──────── Dataset excerpts

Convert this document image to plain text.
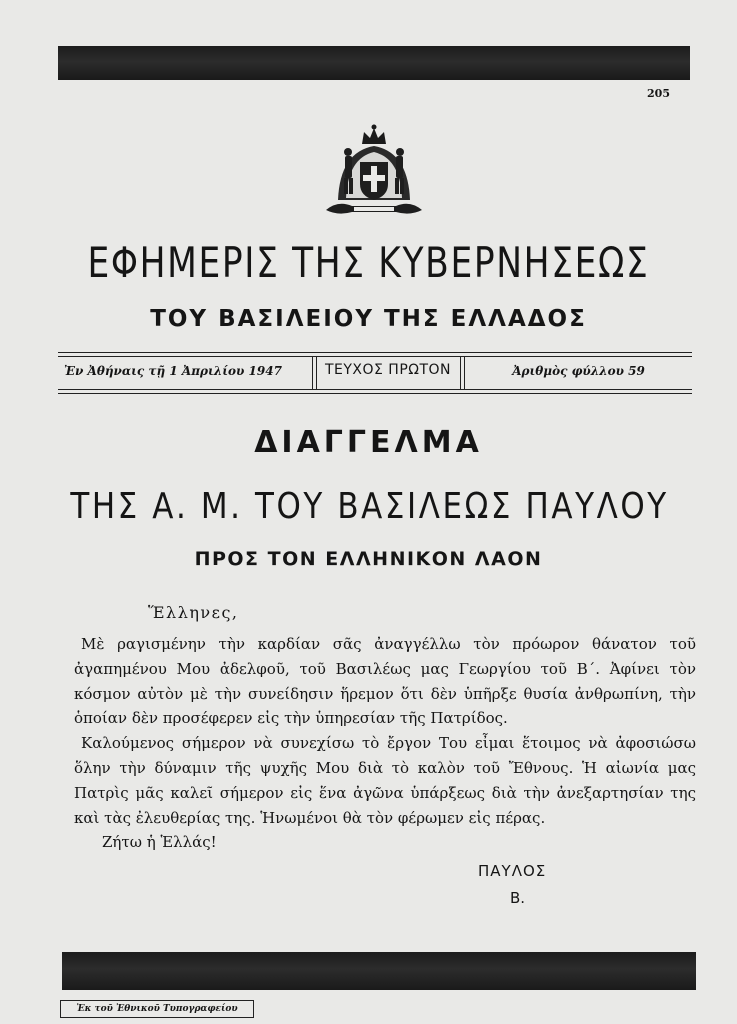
205
ΕΦΗΜΕΡΙΣ ΤΗΣ ΚΥΒΕΡΝΗΣΕΩΣ
ΤΟΥ ΒΑΣΙΛΕΙΟΥ ΤΗΣ ΕΛΛΑΔΟΣ
Ἐν Ἀθήναις τῇ 1 Ἀπριλίου 1947	ΤΕΥΧΟΣ ΠΡΩΤΟΝ	Ἀριθμὸς φύλλου 59
ΔΙΑΓΓΕΛΜΑ
ΤΗΣ Α. Μ. ΤΟΥ ΒΑΣΙΛΕΩΣ ΠΑΥΛΟΥ
ΠΡΟΣ ΤΟΝ ΕΛΛΗΝΙΚΟΝ ΛΑΟΝ
Ἕλληνες,

Μὲ ραγισμένην τὴν καρδίαν σᾶς ἀναγγέλλω τὸν πρόωρον θάνατον τοῦ ἀγαπημένου Μου ἀδελφοῦ, τοῦ Βασιλέως μας Γεωργίου τοῦ Β΄. Ἀφίνει τὸν κόσμον αὐτὸν μὲ τὴν συνείδησιν ἥρεμον ὅτι δὲν ὑπῆρξε θυσία ἀνθρωπίνη, τὴν ὁποίαν δὲν προσέφερεν εἰς τὴν ὑπηρεσίαν τῆς Πατρίδος.

Καλούμενος σήμερον νὰ συνεχίσω τὸ ἔργον Του εἶμαι ἕτοιμος νὰ ἀφοσιώσω ὅλην τὴν δύναμιν τῆς ψυχῆς Μου διὰ τὸ καλὸν τοῦ Ἔθνους. Ἡ αἰωνία μας Πατρὶς μᾶς καλεῖ σήμερον εἰς ἕνα ἀγῶνα ὑπάρξεως διὰ τὴν ἀνεξαρτησίαν της καὶ τὰς ἐλευθερίας της. Ἡνωμένοι θὰ τὸν φέρωμεν εἰς πέρας.

Ζήτω ἡ Ἑλλάς!
ΠΑΥΛΟΣ
Β.
Ἐκ τοῦ Ἐθνικοῦ Τυπογραφείου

────────────────

▶ Task requirements
Output all of the data exactly as it stands, minus any images.

▶ Task output
Convert this document image to plain text.
205
ΕΦΗΜΕΡΙΣ ΤΗΣ ΚΥΒΕΡΝΗΣΕΩΣ
ΤΟΥ ΒΑΣΙΛΕΙΟΥ ΤΗΣ ΕΛΛΑΔΟΣ
Ἐν Ἀθήναις τῇ 1 Ἀπριλίου 1947	ΤΕΥΧΟΣ ΠΡΩΤΟΝ	Ἀριθμὸς φύλλου 59
ΔΙΑΓΓΕΛΜΑ
ΤΗΣ Α. Μ. ΤΟΥ ΒΑΣΙΛΕΩΣ ΠΑΥΛΟΥ
ΠΡΟΣ ΤΟΝ ΕΛΛΗΝΙΚΟΝ ΛΑΟΝ
Ἕλληνες,

Μὲ ραγισμένην τὴν καρδίαν σᾶς ἀναγγέλλω τὸν πρόωρον θάνατον τοῦ ἀγαπημένου Μου ἀδελφοῦ, τοῦ Βασιλέως μας Γεωργίου τοῦ Β΄. Ἀφίνει τὸν κόσμον αὐτὸν μὲ τὴν συνείδησιν ἥρεμον ὅτι δὲν ὑπῆρξε θυσία ἀνθρωπίνη, τὴν ὁποίαν δὲν προσέφερεν εἰς τὴν ὑπηρεσίαν τῆς Πατρίδος.

Καλούμενος σήμερον νὰ συνεχίσω τὸ ἔργον Του εἶμαι ἕτοιμος νὰ ἀφοσιώσω ὅλην τὴν δύναμιν τῆς ψυχῆς Μου διὰ τὸ καλὸν τοῦ Ἔθνους. Ἡ αἰωνία μας Πατρὶς μᾶς καλεῖ σήμερον εἰς ἕνα ἀγῶνα ὑπάρξεως διὰ τὴν ἀνεξαρτησίαν της καὶ τὰς ἐλευθερίας της. Ἡνωμένοι θὰ τὸν φέρωμεν εἰς πέρας.

Ζήτω ἡ Ἑλλάς!
ΠΑΥΛΟΣ
Β.
Ἐκ τοῦ Ἐθνικοῦ Τυπογραφείου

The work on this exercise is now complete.